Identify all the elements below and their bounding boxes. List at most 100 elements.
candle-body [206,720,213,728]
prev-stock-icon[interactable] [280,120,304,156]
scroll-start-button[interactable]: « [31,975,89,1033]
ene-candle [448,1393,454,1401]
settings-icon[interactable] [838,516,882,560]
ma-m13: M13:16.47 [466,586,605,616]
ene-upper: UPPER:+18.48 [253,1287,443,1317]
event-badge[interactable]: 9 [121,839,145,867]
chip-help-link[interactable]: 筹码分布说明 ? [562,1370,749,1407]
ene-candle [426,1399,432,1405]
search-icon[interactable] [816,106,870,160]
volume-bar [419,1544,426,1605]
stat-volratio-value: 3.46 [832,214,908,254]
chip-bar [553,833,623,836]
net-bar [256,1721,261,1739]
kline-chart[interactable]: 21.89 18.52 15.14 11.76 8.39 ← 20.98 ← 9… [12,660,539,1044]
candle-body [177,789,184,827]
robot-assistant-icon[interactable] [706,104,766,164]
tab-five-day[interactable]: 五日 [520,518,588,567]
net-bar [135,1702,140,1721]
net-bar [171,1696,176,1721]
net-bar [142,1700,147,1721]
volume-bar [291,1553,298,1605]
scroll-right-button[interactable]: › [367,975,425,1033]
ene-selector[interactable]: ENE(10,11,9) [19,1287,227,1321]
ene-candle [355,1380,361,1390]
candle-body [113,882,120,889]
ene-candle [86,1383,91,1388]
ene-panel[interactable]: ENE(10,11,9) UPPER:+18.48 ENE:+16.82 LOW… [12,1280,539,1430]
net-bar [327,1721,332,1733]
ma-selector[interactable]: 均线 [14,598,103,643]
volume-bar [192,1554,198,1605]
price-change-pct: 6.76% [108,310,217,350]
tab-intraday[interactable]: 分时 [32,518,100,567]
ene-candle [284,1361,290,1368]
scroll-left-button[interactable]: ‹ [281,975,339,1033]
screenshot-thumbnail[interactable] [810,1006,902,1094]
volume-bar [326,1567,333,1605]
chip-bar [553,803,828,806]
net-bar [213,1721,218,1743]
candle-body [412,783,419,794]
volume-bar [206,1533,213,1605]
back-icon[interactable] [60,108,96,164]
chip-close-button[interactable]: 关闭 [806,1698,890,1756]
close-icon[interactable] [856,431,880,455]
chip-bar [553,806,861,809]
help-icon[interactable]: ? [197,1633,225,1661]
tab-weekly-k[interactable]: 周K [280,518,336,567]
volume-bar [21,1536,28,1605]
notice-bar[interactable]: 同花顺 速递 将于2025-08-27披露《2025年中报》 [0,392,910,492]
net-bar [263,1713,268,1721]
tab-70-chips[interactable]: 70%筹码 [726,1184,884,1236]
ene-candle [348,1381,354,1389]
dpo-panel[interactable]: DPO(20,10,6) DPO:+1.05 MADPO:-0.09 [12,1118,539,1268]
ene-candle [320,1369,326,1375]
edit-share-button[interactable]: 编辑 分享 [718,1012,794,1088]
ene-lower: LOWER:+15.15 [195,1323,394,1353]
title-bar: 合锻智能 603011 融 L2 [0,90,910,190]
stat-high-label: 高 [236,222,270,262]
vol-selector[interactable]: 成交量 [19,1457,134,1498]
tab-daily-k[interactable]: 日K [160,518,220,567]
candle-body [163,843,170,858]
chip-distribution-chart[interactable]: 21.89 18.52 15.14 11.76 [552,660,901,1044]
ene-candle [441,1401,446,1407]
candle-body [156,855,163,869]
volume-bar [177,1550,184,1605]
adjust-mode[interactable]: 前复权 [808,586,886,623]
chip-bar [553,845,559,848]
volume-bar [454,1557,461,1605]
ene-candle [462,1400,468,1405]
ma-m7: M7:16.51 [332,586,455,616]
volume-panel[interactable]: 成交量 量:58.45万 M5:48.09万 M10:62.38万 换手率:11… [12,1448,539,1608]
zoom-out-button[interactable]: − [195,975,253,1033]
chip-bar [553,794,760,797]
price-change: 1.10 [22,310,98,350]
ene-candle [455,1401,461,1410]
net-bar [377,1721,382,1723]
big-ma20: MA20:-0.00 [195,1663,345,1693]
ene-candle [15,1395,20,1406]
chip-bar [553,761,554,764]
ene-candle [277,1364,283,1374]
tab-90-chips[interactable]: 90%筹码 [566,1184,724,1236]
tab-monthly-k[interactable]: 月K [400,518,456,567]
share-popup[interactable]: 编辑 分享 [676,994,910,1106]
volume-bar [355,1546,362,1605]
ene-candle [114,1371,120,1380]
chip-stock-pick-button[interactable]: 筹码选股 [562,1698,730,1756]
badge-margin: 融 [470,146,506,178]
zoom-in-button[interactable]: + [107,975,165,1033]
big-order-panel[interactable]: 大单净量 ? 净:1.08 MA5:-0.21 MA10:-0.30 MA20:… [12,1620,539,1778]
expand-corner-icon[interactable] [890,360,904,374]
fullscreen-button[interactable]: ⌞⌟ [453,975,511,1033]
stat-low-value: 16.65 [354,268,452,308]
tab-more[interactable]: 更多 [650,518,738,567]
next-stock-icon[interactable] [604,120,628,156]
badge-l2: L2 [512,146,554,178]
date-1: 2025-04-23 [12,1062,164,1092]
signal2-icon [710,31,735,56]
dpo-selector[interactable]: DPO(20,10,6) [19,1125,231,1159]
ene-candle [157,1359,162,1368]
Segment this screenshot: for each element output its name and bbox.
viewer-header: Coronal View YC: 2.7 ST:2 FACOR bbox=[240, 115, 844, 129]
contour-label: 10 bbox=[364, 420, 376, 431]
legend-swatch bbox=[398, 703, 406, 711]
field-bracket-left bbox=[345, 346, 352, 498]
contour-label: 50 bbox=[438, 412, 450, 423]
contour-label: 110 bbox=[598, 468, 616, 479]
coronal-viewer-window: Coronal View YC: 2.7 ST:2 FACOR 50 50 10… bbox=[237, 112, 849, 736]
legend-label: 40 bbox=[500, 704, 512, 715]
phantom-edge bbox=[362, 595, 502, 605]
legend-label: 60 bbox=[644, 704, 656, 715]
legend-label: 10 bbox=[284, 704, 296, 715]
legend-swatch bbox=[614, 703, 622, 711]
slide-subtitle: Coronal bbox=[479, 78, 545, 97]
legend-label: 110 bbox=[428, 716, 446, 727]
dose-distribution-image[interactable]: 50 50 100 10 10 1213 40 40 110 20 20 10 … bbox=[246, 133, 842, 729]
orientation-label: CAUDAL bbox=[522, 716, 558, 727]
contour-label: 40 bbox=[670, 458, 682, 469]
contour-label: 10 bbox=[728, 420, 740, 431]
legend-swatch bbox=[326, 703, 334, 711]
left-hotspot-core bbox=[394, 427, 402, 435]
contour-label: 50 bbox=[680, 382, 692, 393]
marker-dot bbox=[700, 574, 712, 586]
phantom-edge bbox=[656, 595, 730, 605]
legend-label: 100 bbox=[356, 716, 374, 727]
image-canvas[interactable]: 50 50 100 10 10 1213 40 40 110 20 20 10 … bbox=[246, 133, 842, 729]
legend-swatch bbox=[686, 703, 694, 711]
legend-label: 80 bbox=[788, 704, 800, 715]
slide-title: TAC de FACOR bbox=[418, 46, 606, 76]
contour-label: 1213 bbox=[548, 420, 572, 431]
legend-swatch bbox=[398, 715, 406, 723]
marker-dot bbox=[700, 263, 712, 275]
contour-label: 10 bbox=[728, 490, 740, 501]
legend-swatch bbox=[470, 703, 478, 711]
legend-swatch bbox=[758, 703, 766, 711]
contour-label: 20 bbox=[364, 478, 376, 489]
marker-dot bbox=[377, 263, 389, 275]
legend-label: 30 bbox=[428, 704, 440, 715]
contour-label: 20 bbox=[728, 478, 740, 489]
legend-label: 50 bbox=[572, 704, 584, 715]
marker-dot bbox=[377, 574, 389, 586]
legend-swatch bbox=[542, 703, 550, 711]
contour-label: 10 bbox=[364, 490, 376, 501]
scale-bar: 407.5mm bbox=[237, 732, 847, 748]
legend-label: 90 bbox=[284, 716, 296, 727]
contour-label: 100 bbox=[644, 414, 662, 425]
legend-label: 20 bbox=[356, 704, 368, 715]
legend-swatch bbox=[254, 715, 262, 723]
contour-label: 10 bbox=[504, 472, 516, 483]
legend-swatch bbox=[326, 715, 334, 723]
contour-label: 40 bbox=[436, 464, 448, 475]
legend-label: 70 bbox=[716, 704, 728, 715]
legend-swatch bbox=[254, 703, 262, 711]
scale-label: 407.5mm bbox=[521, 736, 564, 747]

----------------------------------------

Quote word for word every line from the start of the records through the line that contains "event-badge[interactable]: 9 [121,839,145,867]", including that line.

**ANSWER TO THE PROBLEM:**
Identify all the elements below and their bounding boxes. List at most 100 elements.
candle-body [206,720,213,728]
prev-stock-icon[interactable] [280,120,304,156]
scroll-start-button[interactable]: « [31,975,89,1033]
ene-candle [448,1393,454,1401]
settings-icon[interactable] [838,516,882,560]
ma-m13: M13:16.47 [466,586,605,616]
ene-upper: UPPER:+18.48 [253,1287,443,1317]
event-badge[interactable]: 9 [121,839,145,867]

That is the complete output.